* [PROBLEM REQUIREMENTS]: Your task is to copy the listing exactly, with the pictures left out.

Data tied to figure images
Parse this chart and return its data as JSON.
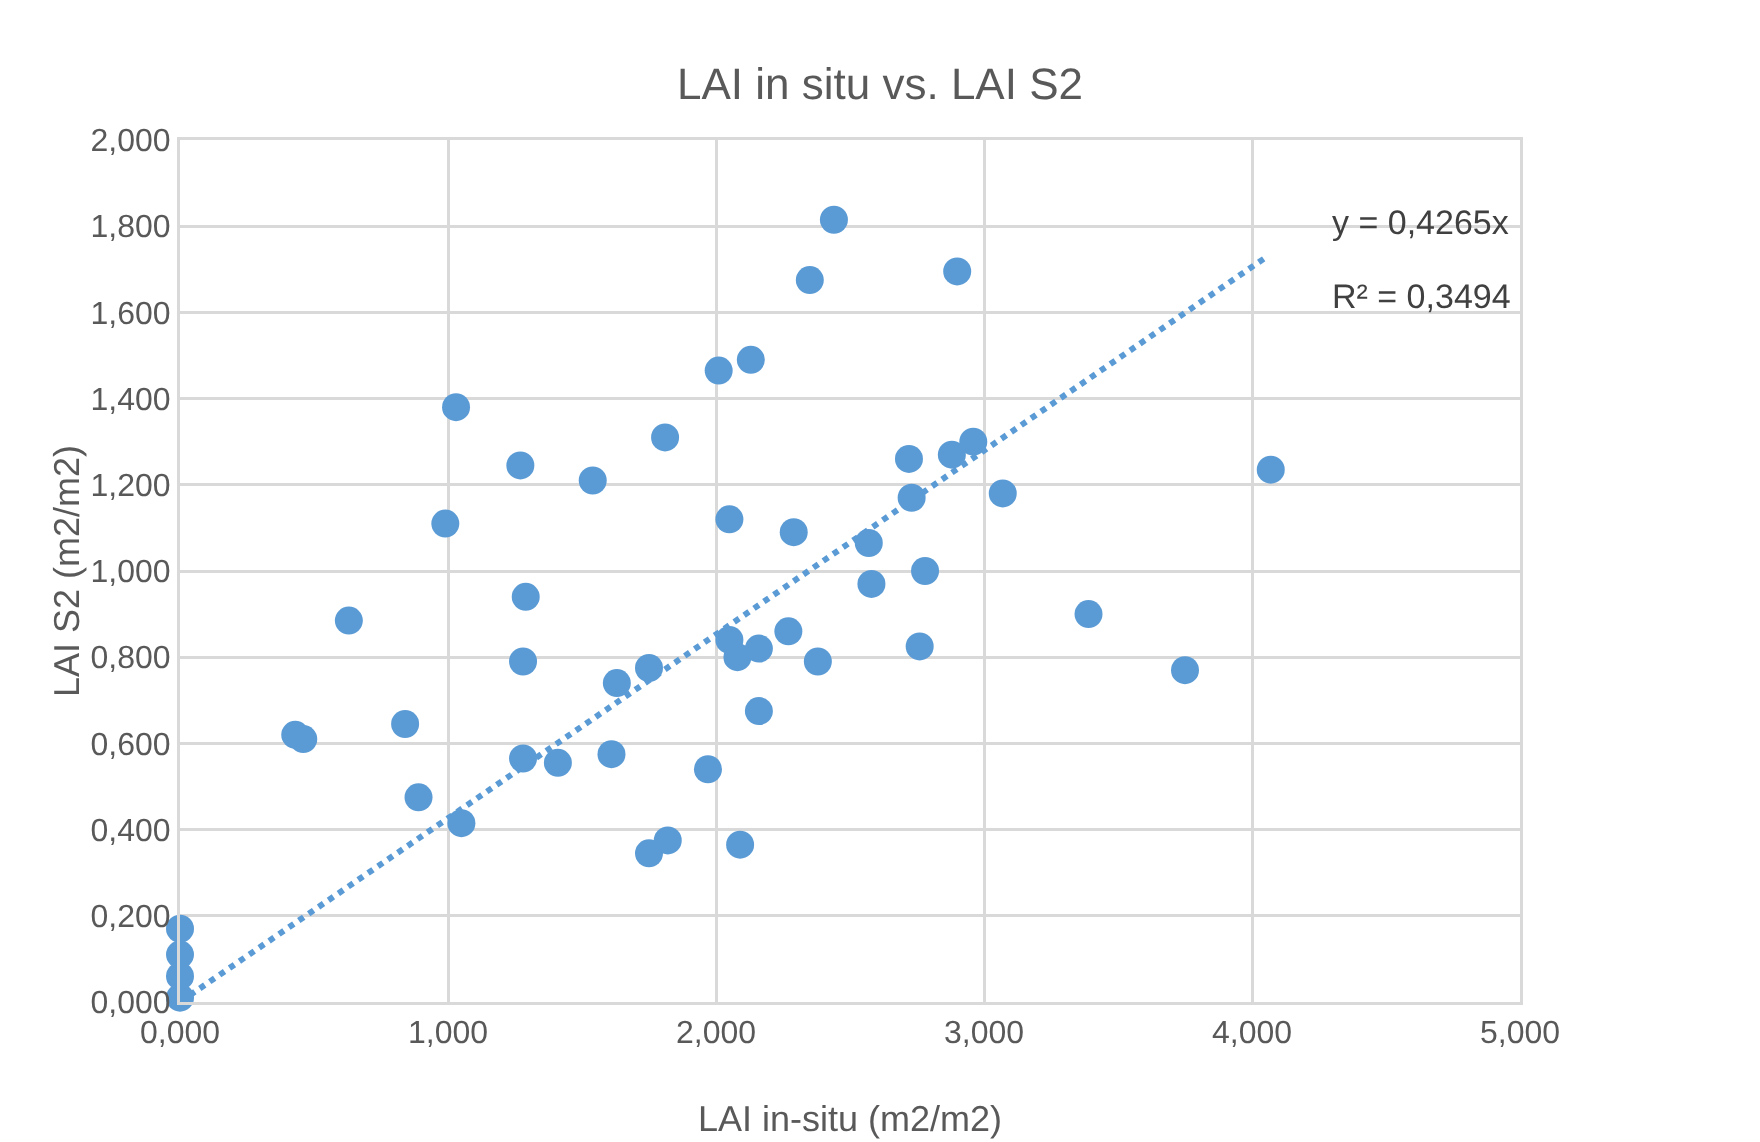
{
  "chart_data": {
    "type": "scatter",
    "title": "LAI in situ vs. LAI S2",
    "xlabel": "LAI in-situ (m2/m2)",
    "ylabel": "LAI S2 (m2/m2)",
    "xlim": [
      0,
      5
    ],
    "xticks": [
      {
        "value": 0,
        "label": "0,000"
      },
      {
        "value": 1,
        "label": "1,000"
      },
      {
        "value": 2,
        "label": "2,000"
      },
      {
        "value": 3,
        "label": "3,000"
      },
      {
        "value": 4,
        "label": "4,000"
      },
      {
        "value": 5,
        "label": "5,000"
      }
    ],
    "ylim": [
      0,
      2
    ],
    "yticks": [
      {
        "value": 0,
        "label": "0,000"
      },
      {
        "value": 0.2,
        "label": "0,200"
      },
      {
        "value": 0.4,
        "label": "0,400"
      },
      {
        "value": 0.6,
        "label": "0,600"
      },
      {
        "value": 0.8,
        "label": "0,800"
      },
      {
        "value": 1,
        "label": "1,000"
      },
      {
        "value": 1.2,
        "label": "1,200"
      },
      {
        "value": 1.4,
        "label": "1,400"
      },
      {
        "value": 1.6,
        "label": "1,600"
      },
      {
        "value": 1.8,
        "label": "1,800"
      },
      {
        "value": 2,
        "label": "2,000"
      }
    ],
    "grid": true,
    "marker": "circle",
    "series": [
      {
        "color": "#5b9bd5",
        "x": [
          0,
          0,
          0,
          0,
          0.43,
          0.46,
          0.63,
          0.84,
          0.89,
          0.99,
          1.03,
          1.05,
          1.27,
          1.29,
          1.28,
          1.28,
          1.41,
          1.54,
          1.61,
          1.63,
          1.75,
          1.81,
          1.75,
          1.82,
          1.97,
          2.01,
          2.05,
          2.13,
          2.05,
          2.08,
          2.16,
          2.09,
          2.16,
          2.27,
          2.29,
          2.35,
          2.44,
          2.38,
          2.57,
          2.58,
          2.72,
          2.73,
          2.76,
          2.78,
          2.88,
          2.9,
          2.96,
          3.07,
          3.39,
          3.75,
          4.07
        ],
        "values": [
          0.01,
          0.06,
          0.11,
          0.17,
          0.62,
          0.61,
          0.885,
          0.645,
          0.475,
          1.11,
          1.38,
          0.415,
          1.245,
          0.94,
          0.79,
          0.565,
          0.555,
          1.21,
          0.575,
          0.74,
          0.775,
          1.31,
          0.345,
          0.375,
          0.54,
          1.465,
          1.12,
          1.49,
          0.84,
          0.8,
          0.82,
          0.365,
          0.675,
          0.86,
          1.09,
          1.675,
          1.815,
          0.79,
          1.065,
          0.97,
          1.26,
          1.17,
          0.825,
          1.0,
          1.27,
          1.695,
          1.3,
          1.18,
          0.9,
          0.77,
          1.235
        ]
      },
      {
        "type": "line",
        "color": "#5b9bd5",
        "line_style": "dotted",
        "marker": "none",
        "x": [
          0,
          4.05
        ],
        "values": [
          0,
          1.727
        ]
      }
    ],
    "annotations": [
      "y = 0,4265x",
      "R² = 0,3494"
    ]
  }
}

* [COMPLETE OUTPUT]:
Parse this chart and return its data as JSON.
{
  "chart_data": {
    "type": "scatter",
    "title": "LAI in situ vs. LAI S2",
    "xlabel": "LAI in-situ (m2/m2)",
    "ylabel": "LAI S2 (m2/m2)",
    "xlim": [
      0,
      5
    ],
    "xticks": [
      {
        "value": 0,
        "label": "0,000"
      },
      {
        "value": 1,
        "label": "1,000"
      },
      {
        "value": 2,
        "label": "2,000"
      },
      {
        "value": 3,
        "label": "3,000"
      },
      {
        "value": 4,
        "label": "4,000"
      },
      {
        "value": 5,
        "label": "5,000"
      }
    ],
    "ylim": [
      0,
      2
    ],
    "yticks": [
      {
        "value": 0,
        "label": "0,000"
      },
      {
        "value": 0.2,
        "label": "0,200"
      },
      {
        "value": 0.4,
        "label": "0,400"
      },
      {
        "value": 0.6,
        "label": "0,600"
      },
      {
        "value": 0.8,
        "label": "0,800"
      },
      {
        "value": 1,
        "label": "1,000"
      },
      {
        "value": 1.2,
        "label": "1,200"
      },
      {
        "value": 1.4,
        "label": "1,400"
      },
      {
        "value": 1.6,
        "label": "1,600"
      },
      {
        "value": 1.8,
        "label": "1,800"
      },
      {
        "value": 2,
        "label": "2,000"
      }
    ],
    "grid": true,
    "marker": "circle",
    "series": [
      {
        "color": "#5b9bd5",
        "x": [
          0,
          0,
          0,
          0,
          0.43,
          0.46,
          0.63,
          0.84,
          0.89,
          0.99,
          1.03,
          1.05,
          1.27,
          1.29,
          1.28,
          1.28,
          1.41,
          1.54,
          1.61,
          1.63,
          1.75,
          1.81,
          1.75,
          1.82,
          1.97,
          2.01,
          2.05,
          2.13,
          2.05,
          2.08,
          2.16,
          2.09,
          2.16,
          2.27,
          2.29,
          2.35,
          2.44,
          2.38,
          2.57,
          2.58,
          2.72,
          2.73,
          2.76,
          2.78,
          2.88,
          2.9,
          2.96,
          3.07,
          3.39,
          3.75,
          4.07
        ],
        "values": [
          0.01,
          0.06,
          0.11,
          0.17,
          0.62,
          0.61,
          0.885,
          0.645,
          0.475,
          1.11,
          1.38,
          0.415,
          1.245,
          0.94,
          0.79,
          0.565,
          0.555,
          1.21,
          0.575,
          0.74,
          0.775,
          1.31,
          0.345,
          0.375,
          0.54,
          1.465,
          1.12,
          1.49,
          0.84,
          0.8,
          0.82,
          0.365,
          0.675,
          0.86,
          1.09,
          1.675,
          1.815,
          0.79,
          1.065,
          0.97,
          1.26,
          1.17,
          0.825,
          1.0,
          1.27,
          1.695,
          1.3,
          1.18,
          0.9,
          0.77,
          1.235
        ]
      },
      {
        "type": "line",
        "color": "#5b9bd5",
        "line_style": "dotted",
        "marker": "none",
        "x": [
          0,
          4.05
        ],
        "values": [
          0,
          1.727
        ]
      }
    ],
    "annotations": [
      "y = 0,4265x",
      "R² = 0,3494"
    ]
  }
}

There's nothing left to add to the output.